GOAL
Pick out each line in these entries that contains the string "Kiedy".

>> BEGIN

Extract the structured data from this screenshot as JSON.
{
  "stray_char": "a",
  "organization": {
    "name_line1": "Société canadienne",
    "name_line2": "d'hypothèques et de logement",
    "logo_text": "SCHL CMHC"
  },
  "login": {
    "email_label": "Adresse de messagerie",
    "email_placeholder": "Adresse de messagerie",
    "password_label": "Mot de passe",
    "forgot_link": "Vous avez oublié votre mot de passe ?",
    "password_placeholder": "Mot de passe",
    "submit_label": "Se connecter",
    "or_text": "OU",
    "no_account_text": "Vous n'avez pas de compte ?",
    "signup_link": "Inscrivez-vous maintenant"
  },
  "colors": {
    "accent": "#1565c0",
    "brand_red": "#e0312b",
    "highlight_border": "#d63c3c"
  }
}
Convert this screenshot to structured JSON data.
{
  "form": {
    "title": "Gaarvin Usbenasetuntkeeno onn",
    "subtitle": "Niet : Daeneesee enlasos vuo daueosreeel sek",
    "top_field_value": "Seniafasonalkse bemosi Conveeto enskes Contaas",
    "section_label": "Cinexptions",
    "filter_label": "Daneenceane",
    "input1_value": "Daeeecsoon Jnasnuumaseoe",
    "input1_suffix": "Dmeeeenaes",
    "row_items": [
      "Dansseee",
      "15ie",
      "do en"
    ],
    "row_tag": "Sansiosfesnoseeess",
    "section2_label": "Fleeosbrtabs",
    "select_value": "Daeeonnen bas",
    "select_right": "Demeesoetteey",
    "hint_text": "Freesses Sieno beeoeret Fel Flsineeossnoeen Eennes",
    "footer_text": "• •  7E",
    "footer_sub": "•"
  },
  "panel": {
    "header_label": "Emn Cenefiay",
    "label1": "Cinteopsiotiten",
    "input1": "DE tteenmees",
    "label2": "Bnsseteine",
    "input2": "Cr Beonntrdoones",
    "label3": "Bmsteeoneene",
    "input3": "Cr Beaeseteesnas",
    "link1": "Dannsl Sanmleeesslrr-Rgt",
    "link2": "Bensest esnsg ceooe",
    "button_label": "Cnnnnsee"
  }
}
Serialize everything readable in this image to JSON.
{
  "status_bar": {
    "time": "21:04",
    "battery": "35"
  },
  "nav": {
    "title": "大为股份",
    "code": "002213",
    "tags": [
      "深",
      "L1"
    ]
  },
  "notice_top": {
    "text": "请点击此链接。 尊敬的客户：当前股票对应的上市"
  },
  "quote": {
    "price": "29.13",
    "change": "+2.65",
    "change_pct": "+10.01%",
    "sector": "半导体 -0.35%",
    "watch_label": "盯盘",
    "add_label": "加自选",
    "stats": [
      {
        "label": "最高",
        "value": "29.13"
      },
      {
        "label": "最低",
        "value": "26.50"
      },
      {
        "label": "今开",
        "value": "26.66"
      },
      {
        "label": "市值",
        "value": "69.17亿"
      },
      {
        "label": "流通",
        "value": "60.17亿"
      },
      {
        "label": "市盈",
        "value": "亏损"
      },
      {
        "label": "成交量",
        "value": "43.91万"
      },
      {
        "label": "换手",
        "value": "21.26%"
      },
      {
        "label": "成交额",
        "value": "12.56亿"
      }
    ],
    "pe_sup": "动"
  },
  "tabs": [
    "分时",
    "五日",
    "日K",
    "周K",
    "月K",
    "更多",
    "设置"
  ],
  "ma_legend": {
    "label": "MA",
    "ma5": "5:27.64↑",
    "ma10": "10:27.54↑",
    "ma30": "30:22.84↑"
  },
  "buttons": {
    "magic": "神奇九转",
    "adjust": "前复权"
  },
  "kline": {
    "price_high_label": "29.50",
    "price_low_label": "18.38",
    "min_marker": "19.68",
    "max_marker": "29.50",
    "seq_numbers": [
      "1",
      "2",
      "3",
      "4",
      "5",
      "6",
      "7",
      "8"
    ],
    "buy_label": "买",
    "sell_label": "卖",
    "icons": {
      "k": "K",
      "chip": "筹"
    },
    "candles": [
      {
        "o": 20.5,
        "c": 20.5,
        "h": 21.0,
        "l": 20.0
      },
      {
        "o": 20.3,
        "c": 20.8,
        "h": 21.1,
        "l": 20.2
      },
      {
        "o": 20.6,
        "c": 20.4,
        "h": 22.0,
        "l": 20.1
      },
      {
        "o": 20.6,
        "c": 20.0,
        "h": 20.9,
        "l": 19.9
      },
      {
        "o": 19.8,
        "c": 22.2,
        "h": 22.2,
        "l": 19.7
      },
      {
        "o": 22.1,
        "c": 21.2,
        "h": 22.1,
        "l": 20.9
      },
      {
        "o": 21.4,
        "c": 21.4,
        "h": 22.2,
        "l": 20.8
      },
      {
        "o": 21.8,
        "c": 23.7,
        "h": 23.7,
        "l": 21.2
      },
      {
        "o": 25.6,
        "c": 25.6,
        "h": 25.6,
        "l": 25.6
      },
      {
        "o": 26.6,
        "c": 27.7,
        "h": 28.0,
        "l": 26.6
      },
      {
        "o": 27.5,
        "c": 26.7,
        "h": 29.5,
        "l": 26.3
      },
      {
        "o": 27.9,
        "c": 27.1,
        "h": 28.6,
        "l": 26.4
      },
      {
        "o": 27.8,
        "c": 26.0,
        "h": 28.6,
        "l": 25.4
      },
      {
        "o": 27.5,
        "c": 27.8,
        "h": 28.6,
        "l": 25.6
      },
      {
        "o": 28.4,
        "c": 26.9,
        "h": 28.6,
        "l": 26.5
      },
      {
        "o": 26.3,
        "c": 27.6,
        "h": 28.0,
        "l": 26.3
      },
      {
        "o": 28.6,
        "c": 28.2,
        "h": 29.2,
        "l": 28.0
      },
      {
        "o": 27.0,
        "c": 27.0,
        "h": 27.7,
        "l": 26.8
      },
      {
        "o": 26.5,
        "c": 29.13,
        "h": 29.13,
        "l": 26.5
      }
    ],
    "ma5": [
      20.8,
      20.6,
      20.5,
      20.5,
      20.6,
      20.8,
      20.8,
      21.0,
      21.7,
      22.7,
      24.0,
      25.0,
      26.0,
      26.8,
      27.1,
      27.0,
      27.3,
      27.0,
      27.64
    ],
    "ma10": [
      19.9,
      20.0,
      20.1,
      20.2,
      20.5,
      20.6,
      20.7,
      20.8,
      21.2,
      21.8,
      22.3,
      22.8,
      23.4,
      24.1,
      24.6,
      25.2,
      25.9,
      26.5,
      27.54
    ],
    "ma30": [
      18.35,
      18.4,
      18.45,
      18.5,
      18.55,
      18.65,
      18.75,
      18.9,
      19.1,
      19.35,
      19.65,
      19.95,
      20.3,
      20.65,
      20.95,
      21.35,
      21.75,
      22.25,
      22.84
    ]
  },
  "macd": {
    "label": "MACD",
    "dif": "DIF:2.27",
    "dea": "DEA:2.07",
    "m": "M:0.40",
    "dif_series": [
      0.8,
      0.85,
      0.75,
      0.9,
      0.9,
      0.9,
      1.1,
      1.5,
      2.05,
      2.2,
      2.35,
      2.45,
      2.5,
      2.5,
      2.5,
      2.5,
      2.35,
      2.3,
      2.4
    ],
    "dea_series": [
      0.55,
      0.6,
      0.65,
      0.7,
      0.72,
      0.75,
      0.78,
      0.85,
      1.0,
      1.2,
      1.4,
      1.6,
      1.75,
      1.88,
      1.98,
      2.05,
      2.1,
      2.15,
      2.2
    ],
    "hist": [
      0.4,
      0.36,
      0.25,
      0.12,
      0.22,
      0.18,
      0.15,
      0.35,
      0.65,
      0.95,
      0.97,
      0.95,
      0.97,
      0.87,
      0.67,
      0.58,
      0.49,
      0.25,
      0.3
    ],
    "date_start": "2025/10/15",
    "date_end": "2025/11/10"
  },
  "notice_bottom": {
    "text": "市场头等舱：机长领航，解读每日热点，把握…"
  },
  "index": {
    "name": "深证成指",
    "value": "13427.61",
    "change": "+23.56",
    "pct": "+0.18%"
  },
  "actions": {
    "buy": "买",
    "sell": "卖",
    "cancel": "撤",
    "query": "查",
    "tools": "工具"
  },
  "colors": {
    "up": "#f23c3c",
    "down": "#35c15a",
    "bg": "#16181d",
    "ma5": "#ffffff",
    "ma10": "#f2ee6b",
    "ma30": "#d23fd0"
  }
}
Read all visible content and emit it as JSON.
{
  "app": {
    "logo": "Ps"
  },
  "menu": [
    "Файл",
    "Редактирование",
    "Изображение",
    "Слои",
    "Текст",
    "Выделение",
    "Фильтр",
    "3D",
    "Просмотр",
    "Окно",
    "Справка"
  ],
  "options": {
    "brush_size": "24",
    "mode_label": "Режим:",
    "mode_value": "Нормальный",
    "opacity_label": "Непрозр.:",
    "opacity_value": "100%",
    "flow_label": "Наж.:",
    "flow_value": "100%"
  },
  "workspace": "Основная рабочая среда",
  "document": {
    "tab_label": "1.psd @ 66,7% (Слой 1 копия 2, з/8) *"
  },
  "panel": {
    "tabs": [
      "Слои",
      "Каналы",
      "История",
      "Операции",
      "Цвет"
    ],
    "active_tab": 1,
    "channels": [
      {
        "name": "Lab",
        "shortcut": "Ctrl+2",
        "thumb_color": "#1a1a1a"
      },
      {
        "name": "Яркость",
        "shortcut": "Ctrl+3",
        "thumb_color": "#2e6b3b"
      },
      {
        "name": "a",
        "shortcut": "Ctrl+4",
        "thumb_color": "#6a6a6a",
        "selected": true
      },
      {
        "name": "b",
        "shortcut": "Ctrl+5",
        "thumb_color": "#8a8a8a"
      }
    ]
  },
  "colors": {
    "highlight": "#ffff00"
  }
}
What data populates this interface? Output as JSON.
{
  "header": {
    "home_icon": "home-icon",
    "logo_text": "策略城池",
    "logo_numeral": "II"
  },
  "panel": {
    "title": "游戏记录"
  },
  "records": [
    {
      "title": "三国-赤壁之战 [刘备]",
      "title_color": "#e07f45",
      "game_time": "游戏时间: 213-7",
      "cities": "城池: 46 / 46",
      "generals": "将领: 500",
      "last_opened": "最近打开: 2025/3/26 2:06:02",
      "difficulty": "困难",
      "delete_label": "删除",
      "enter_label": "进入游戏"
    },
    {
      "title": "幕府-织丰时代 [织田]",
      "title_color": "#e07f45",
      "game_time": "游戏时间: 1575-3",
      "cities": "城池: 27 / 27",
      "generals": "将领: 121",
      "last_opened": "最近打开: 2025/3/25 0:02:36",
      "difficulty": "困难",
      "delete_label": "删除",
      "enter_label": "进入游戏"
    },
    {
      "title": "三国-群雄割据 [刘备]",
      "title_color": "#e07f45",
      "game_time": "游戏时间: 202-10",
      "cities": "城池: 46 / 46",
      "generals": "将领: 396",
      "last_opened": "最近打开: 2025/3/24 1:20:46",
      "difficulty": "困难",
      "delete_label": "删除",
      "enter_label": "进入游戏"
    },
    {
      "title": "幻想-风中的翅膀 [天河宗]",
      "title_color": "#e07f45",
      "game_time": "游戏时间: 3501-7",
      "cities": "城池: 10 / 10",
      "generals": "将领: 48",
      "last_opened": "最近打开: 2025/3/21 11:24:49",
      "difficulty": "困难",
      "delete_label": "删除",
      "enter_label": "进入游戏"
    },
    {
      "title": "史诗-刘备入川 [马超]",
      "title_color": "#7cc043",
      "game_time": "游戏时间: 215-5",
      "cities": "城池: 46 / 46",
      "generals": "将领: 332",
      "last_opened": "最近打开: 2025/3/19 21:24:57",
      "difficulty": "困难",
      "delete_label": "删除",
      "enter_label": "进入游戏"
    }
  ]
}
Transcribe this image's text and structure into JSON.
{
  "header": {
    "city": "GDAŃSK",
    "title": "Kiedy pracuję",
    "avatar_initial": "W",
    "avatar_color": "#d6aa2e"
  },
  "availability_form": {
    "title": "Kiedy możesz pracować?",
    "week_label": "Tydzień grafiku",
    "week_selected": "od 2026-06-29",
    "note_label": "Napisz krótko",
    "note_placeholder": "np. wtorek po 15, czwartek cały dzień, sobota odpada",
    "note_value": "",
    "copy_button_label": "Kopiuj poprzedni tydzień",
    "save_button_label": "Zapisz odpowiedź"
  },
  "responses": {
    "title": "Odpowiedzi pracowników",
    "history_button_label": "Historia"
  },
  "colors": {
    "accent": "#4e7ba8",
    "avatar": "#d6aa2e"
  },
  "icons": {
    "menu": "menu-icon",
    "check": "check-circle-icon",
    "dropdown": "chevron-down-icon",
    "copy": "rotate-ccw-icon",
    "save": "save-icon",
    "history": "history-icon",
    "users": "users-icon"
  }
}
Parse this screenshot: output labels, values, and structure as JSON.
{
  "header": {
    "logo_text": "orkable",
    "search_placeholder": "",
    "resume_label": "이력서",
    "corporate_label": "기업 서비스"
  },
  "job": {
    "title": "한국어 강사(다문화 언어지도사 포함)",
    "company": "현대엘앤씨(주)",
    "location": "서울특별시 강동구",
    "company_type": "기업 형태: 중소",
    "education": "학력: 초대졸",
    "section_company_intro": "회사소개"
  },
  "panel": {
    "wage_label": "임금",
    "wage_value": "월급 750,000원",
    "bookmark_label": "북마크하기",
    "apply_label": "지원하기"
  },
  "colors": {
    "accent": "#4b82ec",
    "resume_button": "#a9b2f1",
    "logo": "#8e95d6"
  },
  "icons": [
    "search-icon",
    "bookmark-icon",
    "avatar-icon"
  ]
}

>> END

FINISHED EXERCISE
    "title": "Kiedy pracuję",
    "title": "Kiedy możesz pracować?",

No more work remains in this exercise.